Description of the task — Return the listing below word for word.

---------- Data listing ----------

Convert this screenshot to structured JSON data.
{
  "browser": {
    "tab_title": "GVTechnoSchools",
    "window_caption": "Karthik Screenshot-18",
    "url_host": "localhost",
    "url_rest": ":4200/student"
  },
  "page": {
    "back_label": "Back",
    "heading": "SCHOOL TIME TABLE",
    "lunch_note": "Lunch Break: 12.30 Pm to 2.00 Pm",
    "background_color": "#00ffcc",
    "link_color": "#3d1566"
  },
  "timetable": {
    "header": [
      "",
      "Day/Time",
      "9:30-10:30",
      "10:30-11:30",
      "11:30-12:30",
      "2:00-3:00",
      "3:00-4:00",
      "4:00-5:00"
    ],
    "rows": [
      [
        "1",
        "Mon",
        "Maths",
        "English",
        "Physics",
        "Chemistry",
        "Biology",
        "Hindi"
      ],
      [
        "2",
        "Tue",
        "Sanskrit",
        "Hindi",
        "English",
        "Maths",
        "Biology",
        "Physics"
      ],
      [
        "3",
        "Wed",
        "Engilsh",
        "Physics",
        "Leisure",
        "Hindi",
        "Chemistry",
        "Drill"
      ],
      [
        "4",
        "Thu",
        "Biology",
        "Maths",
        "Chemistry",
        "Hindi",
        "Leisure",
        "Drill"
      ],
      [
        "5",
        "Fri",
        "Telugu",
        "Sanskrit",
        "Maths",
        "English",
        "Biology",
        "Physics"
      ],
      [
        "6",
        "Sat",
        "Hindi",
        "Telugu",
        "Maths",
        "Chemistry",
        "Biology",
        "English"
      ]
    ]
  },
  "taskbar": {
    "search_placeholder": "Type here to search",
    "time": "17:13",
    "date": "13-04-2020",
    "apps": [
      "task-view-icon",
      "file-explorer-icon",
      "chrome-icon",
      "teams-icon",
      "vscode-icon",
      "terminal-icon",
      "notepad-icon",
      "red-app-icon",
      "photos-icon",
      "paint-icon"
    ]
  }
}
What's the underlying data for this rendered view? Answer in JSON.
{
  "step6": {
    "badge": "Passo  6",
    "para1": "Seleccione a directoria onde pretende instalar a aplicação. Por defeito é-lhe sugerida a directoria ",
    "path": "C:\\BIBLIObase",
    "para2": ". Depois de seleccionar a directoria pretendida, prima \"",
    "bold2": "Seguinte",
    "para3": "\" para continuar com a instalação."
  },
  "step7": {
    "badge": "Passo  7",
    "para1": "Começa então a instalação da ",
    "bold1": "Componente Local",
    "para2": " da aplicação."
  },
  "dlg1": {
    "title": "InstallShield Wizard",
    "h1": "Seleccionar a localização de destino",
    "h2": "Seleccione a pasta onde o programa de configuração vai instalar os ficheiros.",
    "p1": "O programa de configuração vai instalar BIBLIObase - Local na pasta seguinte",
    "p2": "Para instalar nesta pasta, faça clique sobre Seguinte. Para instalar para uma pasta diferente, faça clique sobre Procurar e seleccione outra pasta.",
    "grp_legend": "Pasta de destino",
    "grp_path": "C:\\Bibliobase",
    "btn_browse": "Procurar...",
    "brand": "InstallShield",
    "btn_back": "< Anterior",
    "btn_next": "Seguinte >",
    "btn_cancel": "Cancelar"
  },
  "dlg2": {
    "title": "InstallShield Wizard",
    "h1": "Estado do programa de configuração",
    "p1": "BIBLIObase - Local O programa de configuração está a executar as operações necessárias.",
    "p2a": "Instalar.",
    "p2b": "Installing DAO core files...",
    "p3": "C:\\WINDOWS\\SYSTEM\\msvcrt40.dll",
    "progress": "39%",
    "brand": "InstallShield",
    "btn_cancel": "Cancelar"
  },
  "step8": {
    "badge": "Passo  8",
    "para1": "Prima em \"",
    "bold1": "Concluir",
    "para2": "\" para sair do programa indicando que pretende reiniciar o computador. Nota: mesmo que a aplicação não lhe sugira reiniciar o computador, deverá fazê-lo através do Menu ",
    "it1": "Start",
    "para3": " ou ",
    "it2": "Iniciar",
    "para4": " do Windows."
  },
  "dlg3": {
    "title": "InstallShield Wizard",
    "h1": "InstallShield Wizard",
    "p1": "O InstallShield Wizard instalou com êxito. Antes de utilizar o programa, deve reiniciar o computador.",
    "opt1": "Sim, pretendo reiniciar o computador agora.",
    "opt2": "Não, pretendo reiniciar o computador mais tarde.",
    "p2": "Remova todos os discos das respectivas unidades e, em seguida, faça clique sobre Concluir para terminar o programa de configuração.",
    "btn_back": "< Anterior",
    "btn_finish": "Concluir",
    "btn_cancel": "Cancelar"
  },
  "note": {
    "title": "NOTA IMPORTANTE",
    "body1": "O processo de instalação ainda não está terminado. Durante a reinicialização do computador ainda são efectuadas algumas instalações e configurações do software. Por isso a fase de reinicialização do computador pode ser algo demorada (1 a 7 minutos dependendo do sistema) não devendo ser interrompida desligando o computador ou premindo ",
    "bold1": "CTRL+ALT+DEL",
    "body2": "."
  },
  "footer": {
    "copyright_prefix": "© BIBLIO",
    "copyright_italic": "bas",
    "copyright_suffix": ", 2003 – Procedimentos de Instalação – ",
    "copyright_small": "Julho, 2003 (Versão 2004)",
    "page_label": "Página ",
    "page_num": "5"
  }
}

----------

Answer to this problem —
Convert this screenshot to structured JSON data.
{
  "browser": {
    "tab_title": "GVTechnoSchools",
    "window_caption": "Karthik Screenshot-18",
    "url_host": "localhost",
    "url_rest": ":4200/student"
  },
  "page": {
    "back_label": "Back",
    "heading": "SCHOOL TIME TABLE",
    "lunch_note": "Lunch Break: 12.30 Pm to 2.00 Pm",
    "background_color": "#00ffcc",
    "link_color": "#3d1566"
  },
  "timetable": {
    "header": [
      "",
      "Day/Time",
      "9:30-10:30",
      "10:30-11:30",
      "11:30-12:30",
      "2:00-3:00",
      "3:00-4:00",
      "4:00-5:00"
    ],
    "rows": [
      [
        "1",
        "Mon",
        "Maths",
        "English",
        "Physics",
        "Chemistry",
        "Biology",
        "Hindi"
      ],
      [
        "2",
        "Tue",
        "Sanskrit",
        "Hindi",
        "English",
        "Maths",
        "Biology",
        "Physics"
      ],
      [
        "3",
        "Wed",
        "Engilsh",
        "Physics",
        "Leisure",
        "Hindi",
        "Chemistry",
        "Drill"
      ],
      [
        "4",
        "Thu",
        "Biology",
        "Maths",
        "Chemistry",
        "Hindi",
        "Leisure",
        "Drill"
      ],
      [
        "5",
        "Fri",
        "Telugu",
        "Sanskrit",
        "Maths",
        "English",
        "Biology",
        "Physics"
      ],
      [
        "6",
        "Sat",
        "Hindi",
        "Telugu",
        "Maths",
        "Chemistry",
        "Biology",
        "English"
      ]
    ]
  },
  "taskbar": {
    "search_placeholder": "Type here to search",
    "time": "17:13",
    "date": "13-04-2020",
    "apps": [
      "task-view-icon",
      "file-explorer-icon",
      "chrome-icon",
      "teams-icon",
      "vscode-icon",
      "terminal-icon",
      "notepad-icon",
      "red-app-icon",
      "photos-icon",
      "paint-icon"
    ]
  }
}
What's the underlying data for this rendered view? Answer in JSON.
{
  "step6": {
    "badge": "Passo  6",
    "para1": "Seleccione a directoria onde pretende instalar a aplicação. Por defeito é-lhe sugerida a directoria ",
    "path": "C:\\BIBLIObase",
    "para2": ". Depois de seleccionar a directoria pretendida, prima \"",
    "bold2": "Seguinte",
    "para3": "\" para continuar com a instalação."
  },
  "step7": {
    "badge": "Passo  7",
    "para1": "Começa então a instalação da ",
    "bold1": "Componente Local",
    "para2": " da aplicação."
  },
  "dlg1": {
    "title": "InstallShield Wizard",
    "h1": "Seleccionar a localização de destino",
    "h2": "Seleccione a pasta onde o programa de configuração vai instalar os ficheiros.",
    "p1": "O programa de configuração vai instalar BIBLIObase - Local na pasta seguinte",
    "p2": "Para instalar nesta pasta, faça clique sobre Seguinte. Para instalar para uma pasta diferente, faça clique sobre Procurar e seleccione outra pasta.",
    "grp_legend": "Pasta de destino",
    "grp_path": "C:\\Bibliobase",
    "btn_browse": "Procurar...",
    "brand": "InstallShield",
    "btn_back": "< Anterior",
    "btn_next": "Seguinte >",
    "btn_cancel": "Cancelar"
  },
  "dlg2": {
    "title": "InstallShield Wizard",
    "h1": "Estado do programa de configuração",
    "p1": "BIBLIObase - Local O programa de configuração está a executar as operações necessárias.",
    "p2a": "Instalar.",
    "p2b": "Installing DAO core files...",
    "p3": "C:\\WINDOWS\\SYSTEM\\msvcrt40.dll",
    "progress": "39%",
    "brand": "InstallShield",
    "btn_cancel": "Cancelar"
  },
  "step8": {
    "badge": "Passo  8",
    "para1": "Prima em \"",
    "bold1": "Concluir",
    "para2": "\" para sair do programa indicando que pretende reiniciar o computador. Nota: mesmo que a aplicação não lhe sugira reiniciar o computador, deverá fazê-lo através do Menu ",
    "it1": "Start",
    "para3": " ou ",
    "it2": "Iniciar",
    "para4": " do Windows."
  },
  "dlg3": {
    "title": "InstallShield Wizard",
    "h1": "InstallShield Wizard",
    "p1": "O InstallShield Wizard instalou com êxito. Antes de utilizar o programa, deve reiniciar o computador.",
    "opt1": "Sim, pretendo reiniciar o computador agora.",
    "opt2": "Não, pretendo reiniciar o computador mais tarde.",
    "p2": "Remova todos os discos das respectivas unidades e, em seguida, faça clique sobre Concluir para terminar o programa de configuração.",
    "btn_back": "< Anterior",
    "btn_finish": "Concluir",
    "btn_cancel": "Cancelar"
  },
  "note": {
    "title": "NOTA IMPORTANTE",
    "body1": "O processo de instalação ainda não está terminado. Durante a reinicialização do computador ainda são efectuadas algumas instalações e configurações do software. Por isso a fase de reinicialização do computador pode ser algo demorada (1 a 7 minutos dependendo do sistema) não devendo ser interrompida desligando o computador ou premindo ",
    "bold1": "CTRL+ALT+DEL",
    "body2": "."
  },
  "footer": {
    "copyright_prefix": "© BIBLIO",
    "copyright_italic": "bas",
    "copyright_suffix": ", 2003 – Procedimentos de Instalação – ",
    "copyright_small": "Julho, 2003 (Versão 2004)",
    "page_label": "Página ",
    "page_num": "5"
  }
}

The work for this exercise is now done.